Say how many lines hold the string "hurdle", and nothing more.

[START Data for processing]

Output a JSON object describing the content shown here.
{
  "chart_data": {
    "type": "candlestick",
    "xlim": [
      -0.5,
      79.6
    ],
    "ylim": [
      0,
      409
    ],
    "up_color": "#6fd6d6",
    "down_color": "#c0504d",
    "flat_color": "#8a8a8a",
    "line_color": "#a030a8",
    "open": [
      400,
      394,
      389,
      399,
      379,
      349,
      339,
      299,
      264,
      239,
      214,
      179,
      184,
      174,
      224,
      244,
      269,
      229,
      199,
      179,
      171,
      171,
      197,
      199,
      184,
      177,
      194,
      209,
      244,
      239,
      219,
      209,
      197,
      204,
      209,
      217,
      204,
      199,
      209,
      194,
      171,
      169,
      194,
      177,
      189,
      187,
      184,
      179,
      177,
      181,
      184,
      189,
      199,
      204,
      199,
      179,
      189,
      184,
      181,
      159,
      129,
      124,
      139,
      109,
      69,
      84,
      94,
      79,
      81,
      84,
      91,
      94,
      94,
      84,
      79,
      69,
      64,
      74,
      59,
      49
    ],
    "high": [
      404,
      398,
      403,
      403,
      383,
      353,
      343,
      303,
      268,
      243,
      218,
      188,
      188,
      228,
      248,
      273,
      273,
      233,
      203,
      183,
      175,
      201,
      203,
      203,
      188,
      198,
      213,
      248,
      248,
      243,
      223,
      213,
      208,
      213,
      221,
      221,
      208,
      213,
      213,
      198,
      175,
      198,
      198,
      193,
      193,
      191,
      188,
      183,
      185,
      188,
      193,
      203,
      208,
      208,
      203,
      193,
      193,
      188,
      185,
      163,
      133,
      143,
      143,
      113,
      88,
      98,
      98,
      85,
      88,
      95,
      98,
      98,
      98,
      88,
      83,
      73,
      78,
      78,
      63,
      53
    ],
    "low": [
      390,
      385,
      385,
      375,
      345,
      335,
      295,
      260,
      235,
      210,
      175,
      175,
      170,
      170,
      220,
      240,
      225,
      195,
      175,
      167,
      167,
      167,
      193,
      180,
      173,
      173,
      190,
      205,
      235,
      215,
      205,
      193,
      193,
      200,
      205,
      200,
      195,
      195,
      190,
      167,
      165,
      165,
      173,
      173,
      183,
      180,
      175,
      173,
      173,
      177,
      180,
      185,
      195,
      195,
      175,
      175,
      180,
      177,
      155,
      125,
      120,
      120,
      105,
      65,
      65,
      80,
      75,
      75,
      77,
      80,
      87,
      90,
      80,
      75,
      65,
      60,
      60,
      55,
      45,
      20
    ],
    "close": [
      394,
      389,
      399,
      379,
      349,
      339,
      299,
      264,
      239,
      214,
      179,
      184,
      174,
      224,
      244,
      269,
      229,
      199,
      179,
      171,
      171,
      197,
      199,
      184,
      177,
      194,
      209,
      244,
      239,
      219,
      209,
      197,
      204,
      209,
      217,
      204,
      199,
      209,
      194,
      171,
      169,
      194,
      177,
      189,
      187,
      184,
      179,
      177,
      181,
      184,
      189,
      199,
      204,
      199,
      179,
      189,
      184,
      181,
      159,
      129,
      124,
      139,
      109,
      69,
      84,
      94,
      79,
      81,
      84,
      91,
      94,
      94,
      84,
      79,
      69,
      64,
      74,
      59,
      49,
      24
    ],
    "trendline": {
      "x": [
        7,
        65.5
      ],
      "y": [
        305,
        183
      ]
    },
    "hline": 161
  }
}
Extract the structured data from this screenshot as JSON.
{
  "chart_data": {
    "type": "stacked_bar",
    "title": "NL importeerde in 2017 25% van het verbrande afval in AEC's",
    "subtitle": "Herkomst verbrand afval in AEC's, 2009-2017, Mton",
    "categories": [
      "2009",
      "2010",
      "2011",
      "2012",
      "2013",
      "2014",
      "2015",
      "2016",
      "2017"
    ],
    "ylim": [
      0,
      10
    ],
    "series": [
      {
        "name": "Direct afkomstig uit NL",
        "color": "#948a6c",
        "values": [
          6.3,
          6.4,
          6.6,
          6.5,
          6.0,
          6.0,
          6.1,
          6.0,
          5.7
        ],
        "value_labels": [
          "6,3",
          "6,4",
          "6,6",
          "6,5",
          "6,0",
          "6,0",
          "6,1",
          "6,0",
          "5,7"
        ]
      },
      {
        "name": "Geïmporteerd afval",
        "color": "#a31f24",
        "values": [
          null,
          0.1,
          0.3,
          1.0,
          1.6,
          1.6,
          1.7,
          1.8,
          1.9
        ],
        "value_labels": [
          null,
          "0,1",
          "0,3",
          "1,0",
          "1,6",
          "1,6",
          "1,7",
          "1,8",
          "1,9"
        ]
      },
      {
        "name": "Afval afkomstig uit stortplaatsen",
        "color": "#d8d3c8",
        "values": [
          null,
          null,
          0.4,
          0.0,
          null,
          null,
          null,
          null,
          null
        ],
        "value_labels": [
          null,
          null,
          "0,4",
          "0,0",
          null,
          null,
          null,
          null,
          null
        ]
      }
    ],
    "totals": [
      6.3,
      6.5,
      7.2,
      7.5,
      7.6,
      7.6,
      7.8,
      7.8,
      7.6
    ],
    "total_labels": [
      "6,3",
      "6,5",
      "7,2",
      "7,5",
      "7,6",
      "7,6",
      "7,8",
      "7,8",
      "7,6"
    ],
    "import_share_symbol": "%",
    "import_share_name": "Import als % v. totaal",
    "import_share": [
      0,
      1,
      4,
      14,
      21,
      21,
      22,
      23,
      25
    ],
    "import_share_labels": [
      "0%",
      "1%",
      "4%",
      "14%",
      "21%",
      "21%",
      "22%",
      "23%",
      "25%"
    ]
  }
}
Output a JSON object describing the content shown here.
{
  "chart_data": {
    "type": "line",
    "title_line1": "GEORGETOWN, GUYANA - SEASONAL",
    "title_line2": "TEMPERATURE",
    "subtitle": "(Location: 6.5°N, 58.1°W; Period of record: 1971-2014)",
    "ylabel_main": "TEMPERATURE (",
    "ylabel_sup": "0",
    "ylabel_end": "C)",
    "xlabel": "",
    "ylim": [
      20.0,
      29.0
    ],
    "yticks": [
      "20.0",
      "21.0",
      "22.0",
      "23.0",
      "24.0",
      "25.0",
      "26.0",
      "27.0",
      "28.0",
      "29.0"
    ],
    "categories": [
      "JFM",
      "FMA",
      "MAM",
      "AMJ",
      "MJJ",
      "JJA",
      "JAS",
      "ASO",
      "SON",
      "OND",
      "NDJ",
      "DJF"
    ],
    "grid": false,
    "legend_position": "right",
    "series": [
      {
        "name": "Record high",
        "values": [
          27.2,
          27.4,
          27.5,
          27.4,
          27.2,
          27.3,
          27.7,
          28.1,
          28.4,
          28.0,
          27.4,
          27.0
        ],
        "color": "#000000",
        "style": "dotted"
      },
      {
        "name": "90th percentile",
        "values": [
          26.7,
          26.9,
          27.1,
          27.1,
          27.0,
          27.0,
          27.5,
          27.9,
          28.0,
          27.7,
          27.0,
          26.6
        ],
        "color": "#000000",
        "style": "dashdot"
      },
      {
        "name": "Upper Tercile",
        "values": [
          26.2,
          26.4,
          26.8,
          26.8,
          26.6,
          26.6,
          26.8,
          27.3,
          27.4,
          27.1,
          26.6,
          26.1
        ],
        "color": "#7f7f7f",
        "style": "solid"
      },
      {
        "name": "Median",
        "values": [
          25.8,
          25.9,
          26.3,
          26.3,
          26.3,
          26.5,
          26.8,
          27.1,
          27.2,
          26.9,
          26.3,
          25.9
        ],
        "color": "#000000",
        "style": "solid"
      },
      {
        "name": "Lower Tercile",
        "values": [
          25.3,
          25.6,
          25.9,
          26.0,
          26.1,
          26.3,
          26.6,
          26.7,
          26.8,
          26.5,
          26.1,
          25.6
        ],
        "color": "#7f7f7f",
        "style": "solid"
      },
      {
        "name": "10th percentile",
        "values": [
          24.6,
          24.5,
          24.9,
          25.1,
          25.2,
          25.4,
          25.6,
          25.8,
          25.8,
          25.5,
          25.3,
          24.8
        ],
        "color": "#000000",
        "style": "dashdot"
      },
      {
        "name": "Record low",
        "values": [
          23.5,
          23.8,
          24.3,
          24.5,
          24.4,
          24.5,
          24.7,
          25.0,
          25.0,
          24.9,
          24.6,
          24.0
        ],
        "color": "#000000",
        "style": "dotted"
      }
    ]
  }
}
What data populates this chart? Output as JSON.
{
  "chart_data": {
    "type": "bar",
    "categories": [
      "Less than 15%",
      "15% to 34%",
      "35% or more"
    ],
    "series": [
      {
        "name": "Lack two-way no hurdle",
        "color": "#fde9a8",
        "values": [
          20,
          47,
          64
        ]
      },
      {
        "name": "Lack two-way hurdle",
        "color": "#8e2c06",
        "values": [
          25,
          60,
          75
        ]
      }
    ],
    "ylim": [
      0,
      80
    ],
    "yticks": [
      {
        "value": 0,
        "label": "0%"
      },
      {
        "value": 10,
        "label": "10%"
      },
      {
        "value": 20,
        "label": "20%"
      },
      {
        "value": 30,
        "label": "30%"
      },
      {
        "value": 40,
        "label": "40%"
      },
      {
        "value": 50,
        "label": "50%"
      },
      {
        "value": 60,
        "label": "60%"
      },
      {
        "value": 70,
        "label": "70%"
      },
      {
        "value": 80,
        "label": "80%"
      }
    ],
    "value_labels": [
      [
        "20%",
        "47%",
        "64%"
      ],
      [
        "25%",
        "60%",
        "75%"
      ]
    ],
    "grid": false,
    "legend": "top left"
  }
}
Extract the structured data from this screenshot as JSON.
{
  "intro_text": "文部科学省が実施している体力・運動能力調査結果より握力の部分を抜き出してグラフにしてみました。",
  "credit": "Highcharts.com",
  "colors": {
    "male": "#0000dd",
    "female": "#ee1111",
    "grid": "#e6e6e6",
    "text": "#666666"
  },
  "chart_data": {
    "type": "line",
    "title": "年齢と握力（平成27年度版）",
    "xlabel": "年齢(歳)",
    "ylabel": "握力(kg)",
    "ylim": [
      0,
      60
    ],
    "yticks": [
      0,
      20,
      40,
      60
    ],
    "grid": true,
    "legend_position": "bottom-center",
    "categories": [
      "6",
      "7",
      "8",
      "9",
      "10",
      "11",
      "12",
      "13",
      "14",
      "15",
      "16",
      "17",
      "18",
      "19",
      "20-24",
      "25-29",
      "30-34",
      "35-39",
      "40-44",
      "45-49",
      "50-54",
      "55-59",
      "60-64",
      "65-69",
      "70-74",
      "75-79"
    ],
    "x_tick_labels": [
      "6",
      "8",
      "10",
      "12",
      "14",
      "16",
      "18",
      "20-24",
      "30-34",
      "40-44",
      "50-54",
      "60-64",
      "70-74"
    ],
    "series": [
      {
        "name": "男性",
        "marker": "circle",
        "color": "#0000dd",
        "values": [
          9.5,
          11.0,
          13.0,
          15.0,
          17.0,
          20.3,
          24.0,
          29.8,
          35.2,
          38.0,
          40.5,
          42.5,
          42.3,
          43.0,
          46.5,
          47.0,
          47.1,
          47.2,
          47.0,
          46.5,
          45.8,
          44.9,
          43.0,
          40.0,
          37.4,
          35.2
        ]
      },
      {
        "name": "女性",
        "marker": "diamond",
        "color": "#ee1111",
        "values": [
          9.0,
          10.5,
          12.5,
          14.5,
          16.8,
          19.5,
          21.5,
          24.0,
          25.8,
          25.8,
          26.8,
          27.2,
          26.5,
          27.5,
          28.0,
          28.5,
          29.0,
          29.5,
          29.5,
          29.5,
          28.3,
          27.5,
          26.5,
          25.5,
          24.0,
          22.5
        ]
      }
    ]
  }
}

[END Data for processing]

# The answer
2